**Exercise brief**: In the records from the start through the line containing "The grid voltage", replace "cycloconverter circuit" with "cyclo-converter circuit" and reproduce those lines with everything else unchanged.

**Supplied entries**:
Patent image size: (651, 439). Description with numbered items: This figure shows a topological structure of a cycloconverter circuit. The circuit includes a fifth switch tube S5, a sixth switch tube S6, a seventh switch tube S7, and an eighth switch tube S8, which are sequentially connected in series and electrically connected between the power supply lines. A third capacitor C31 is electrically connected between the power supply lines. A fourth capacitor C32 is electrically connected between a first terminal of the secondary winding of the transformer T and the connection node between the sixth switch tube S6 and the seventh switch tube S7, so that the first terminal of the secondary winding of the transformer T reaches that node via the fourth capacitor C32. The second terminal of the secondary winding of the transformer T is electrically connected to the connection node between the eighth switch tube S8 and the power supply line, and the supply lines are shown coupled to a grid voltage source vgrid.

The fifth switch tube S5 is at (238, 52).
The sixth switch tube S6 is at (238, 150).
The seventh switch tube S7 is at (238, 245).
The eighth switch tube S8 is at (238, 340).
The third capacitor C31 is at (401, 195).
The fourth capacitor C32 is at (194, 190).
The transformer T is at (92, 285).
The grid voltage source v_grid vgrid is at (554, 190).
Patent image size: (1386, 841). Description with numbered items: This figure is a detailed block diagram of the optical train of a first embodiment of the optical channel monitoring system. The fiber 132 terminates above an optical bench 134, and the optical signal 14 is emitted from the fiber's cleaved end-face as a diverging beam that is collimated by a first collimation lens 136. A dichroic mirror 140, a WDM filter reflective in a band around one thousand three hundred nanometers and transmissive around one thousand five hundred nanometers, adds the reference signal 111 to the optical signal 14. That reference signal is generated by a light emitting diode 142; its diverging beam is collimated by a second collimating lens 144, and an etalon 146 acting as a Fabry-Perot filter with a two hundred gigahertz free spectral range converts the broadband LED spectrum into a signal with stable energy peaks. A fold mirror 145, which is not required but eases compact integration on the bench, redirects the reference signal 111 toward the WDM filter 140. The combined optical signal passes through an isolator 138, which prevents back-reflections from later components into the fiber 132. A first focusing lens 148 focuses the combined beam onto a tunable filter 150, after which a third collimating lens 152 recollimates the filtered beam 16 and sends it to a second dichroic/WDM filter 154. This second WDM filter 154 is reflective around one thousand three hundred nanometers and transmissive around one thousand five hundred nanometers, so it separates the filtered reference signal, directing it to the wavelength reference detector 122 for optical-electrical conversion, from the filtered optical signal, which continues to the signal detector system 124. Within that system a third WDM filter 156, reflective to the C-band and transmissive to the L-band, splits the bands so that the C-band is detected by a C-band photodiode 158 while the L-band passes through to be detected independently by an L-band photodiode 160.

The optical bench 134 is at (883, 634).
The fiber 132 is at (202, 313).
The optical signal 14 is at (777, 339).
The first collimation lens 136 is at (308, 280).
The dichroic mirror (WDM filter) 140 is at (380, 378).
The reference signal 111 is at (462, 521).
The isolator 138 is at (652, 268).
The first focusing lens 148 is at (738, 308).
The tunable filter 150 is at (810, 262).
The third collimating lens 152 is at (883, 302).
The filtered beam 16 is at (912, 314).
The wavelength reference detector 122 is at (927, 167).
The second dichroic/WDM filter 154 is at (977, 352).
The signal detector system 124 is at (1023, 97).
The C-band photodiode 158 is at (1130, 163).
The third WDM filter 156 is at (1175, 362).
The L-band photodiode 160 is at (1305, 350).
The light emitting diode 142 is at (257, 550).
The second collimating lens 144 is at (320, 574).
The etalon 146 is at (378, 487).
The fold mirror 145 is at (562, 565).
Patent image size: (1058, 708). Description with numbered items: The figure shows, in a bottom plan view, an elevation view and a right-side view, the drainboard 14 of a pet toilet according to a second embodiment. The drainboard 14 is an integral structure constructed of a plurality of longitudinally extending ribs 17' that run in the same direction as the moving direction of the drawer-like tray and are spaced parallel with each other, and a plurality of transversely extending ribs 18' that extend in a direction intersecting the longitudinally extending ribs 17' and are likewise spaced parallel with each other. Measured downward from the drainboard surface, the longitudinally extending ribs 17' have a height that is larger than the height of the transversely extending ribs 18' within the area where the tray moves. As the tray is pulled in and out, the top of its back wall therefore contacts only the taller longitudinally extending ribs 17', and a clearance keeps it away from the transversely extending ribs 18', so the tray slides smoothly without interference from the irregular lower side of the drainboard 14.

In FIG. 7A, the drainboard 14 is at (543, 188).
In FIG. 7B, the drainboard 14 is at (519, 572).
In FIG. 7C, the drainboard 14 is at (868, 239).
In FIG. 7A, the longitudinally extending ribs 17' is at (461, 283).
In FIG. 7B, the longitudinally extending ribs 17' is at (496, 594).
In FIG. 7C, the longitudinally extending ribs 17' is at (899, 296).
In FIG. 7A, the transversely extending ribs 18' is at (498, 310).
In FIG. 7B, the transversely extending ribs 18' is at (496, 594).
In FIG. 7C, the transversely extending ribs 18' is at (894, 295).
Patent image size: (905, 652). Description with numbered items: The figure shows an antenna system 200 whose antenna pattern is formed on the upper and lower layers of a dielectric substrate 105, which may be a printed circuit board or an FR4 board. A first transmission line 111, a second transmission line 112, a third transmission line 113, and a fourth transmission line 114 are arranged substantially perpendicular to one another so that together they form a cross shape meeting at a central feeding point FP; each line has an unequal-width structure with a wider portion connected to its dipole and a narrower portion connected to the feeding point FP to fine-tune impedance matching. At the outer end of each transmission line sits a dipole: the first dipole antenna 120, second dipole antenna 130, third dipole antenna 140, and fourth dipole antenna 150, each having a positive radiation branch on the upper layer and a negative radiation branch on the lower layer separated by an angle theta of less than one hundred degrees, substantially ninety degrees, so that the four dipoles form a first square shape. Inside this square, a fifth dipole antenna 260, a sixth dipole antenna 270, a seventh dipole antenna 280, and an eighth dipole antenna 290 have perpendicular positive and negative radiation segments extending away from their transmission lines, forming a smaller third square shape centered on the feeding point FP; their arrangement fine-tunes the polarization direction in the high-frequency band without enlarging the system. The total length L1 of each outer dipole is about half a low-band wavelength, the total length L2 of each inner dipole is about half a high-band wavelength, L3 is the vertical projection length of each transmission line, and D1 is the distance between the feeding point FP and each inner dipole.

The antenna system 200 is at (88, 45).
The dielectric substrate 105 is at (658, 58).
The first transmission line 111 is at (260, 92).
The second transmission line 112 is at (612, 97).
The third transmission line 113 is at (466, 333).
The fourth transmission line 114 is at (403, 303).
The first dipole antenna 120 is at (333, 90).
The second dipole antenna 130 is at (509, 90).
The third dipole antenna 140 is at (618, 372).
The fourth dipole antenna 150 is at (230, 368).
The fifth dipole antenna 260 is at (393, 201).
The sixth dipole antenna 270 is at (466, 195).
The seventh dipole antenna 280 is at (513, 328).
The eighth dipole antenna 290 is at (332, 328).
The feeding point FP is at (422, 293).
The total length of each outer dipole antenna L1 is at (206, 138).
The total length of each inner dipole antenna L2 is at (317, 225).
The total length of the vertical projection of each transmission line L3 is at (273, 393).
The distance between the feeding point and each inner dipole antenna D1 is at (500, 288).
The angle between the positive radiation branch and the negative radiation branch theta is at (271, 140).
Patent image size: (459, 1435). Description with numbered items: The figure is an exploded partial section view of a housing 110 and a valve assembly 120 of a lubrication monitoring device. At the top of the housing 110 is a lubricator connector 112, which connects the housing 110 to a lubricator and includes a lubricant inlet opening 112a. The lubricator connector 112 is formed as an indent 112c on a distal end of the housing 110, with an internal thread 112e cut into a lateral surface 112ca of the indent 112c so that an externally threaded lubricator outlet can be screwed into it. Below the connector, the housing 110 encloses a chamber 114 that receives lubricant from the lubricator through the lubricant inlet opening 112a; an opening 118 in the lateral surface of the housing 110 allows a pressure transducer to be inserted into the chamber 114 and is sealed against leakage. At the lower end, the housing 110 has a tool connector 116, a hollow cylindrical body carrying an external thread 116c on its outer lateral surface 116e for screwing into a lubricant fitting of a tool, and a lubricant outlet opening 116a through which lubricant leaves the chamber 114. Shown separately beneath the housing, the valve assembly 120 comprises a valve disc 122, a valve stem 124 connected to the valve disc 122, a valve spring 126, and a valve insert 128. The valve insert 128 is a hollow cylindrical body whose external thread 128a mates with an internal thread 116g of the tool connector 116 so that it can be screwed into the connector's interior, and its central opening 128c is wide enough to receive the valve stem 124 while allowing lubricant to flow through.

**Task answer**:
Patent image size: (651, 439). Description with numbered items: This figure shows a topological structure of a cyclo-converter circuit. The circuit includes a fifth switch tube S5, a sixth switch tube S6, a seventh switch tube S7, and an eighth switch tube S8, which are sequentially connected in series and electrically connected between the power supply lines. A third capacitor C31 is electrically connected between the power supply lines. A fourth capacitor C32 is electrically connected between a first terminal of the secondary winding of the transformer T and the connection node between the sixth switch tube S6 and the seventh switch tube S7, so that the first terminal of the secondary winding of the transformer T reaches that node via the fourth capacitor C32. The second terminal of the secondary winding of the transformer T is electrically connected to the connection node between the eighth switch tube S8 and the power supply line, and the supply lines are shown coupled to a grid voltage source vgrid.

The fifth switch tube S5 is at (238, 52).
The sixth switch tube S6 is at (238, 150).
The seventh switch tube S7 is at (238, 245).
The eighth switch tube S8 is at (238, 340).
The third capacitor C31 is at (401, 195).
The fourth capacitor C32 is at (194, 190).
The transformer T is at (92, 285).
The grid voltage source v_grid vgrid is at (554, 190).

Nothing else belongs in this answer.